## Begin Records provided

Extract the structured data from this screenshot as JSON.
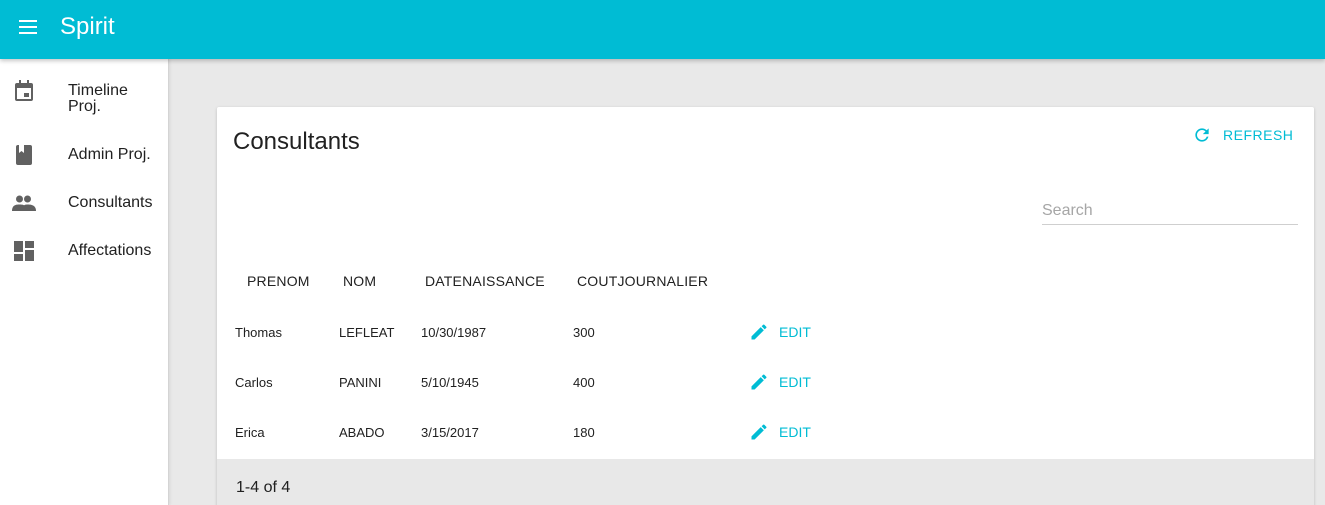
{
  "app": {
    "title": "Spirit"
  },
  "colors": {
    "primary": "#00bcd4",
    "background": "#e9e9e9"
  },
  "sidebar": {
    "items": [
      {
        "label": "Timeline Proj.",
        "icon": "calendar-icon"
      },
      {
        "label": "Admin Proj.",
        "icon": "book-icon"
      },
      {
        "label": "Consultants",
        "icon": "people-icon"
      },
      {
        "label": "Affectations",
        "icon": "dashboard-icon"
      }
    ]
  },
  "main": {
    "title": "Consultants",
    "refresh_label": "REFRESH",
    "search": {
      "placeholder": "Search",
      "value": ""
    },
    "table": {
      "columns": [
        "PRENOM",
        "NOM",
        "DATENAISSANCE",
        "COUTJOURNALIER"
      ],
      "edit_label": "EDIT",
      "rows": [
        {
          "prenom": "Thomas",
          "nom": "LEFLEAT",
          "datenaissance": "10/30/1987",
          "coutjournalier": "300"
        },
        {
          "prenom": "Carlos",
          "nom": "PANINI",
          "datenaissance": "5/10/1945",
          "coutjournalier": "400"
        },
        {
          "prenom": "Erica",
          "nom": "ABADO",
          "datenaissance": "3/15/2017",
          "coutjournalier": "180"
        }
      ]
    },
    "pagination": {
      "text": "1-4 of 4"
    }
  }
}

## End Records provided

The task — Print every entry exactly as written, without the pictures.

Written response —
Extract the structured data from this screenshot as JSON.
{
  "app": {
    "title": "Spirit"
  },
  "colors": {
    "primary": "#00bcd4",
    "background": "#e9e9e9"
  },
  "sidebar": {
    "items": [
      {
        "label": "Timeline Proj.",
        "icon": "calendar-icon"
      },
      {
        "label": "Admin Proj.",
        "icon": "book-icon"
      },
      {
        "label": "Consultants",
        "icon": "people-icon"
      },
      {
        "label": "Affectations",
        "icon": "dashboard-icon"
      }
    ]
  },
  "main": {
    "title": "Consultants",
    "refresh_label": "REFRESH",
    "search": {
      "placeholder": "Search",
      "value": ""
    },
    "table": {
      "columns": [
        "PRENOM",
        "NOM",
        "DATENAISSANCE",
        "COUTJOURNALIER"
      ],
      "edit_label": "EDIT",
      "rows": [
        {
          "prenom": "Thomas",
          "nom": "LEFLEAT",
          "datenaissance": "10/30/1987",
          "coutjournalier": "300"
        },
        {
          "prenom": "Carlos",
          "nom": "PANINI",
          "datenaissance": "5/10/1945",
          "coutjournalier": "400"
        },
        {
          "prenom": "Erica",
          "nom": "ABADO",
          "datenaissance": "3/15/2017",
          "coutjournalier": "180"
        }
      ]
    },
    "pagination": {
      "text": "1-4 of 4"
    }
  }
}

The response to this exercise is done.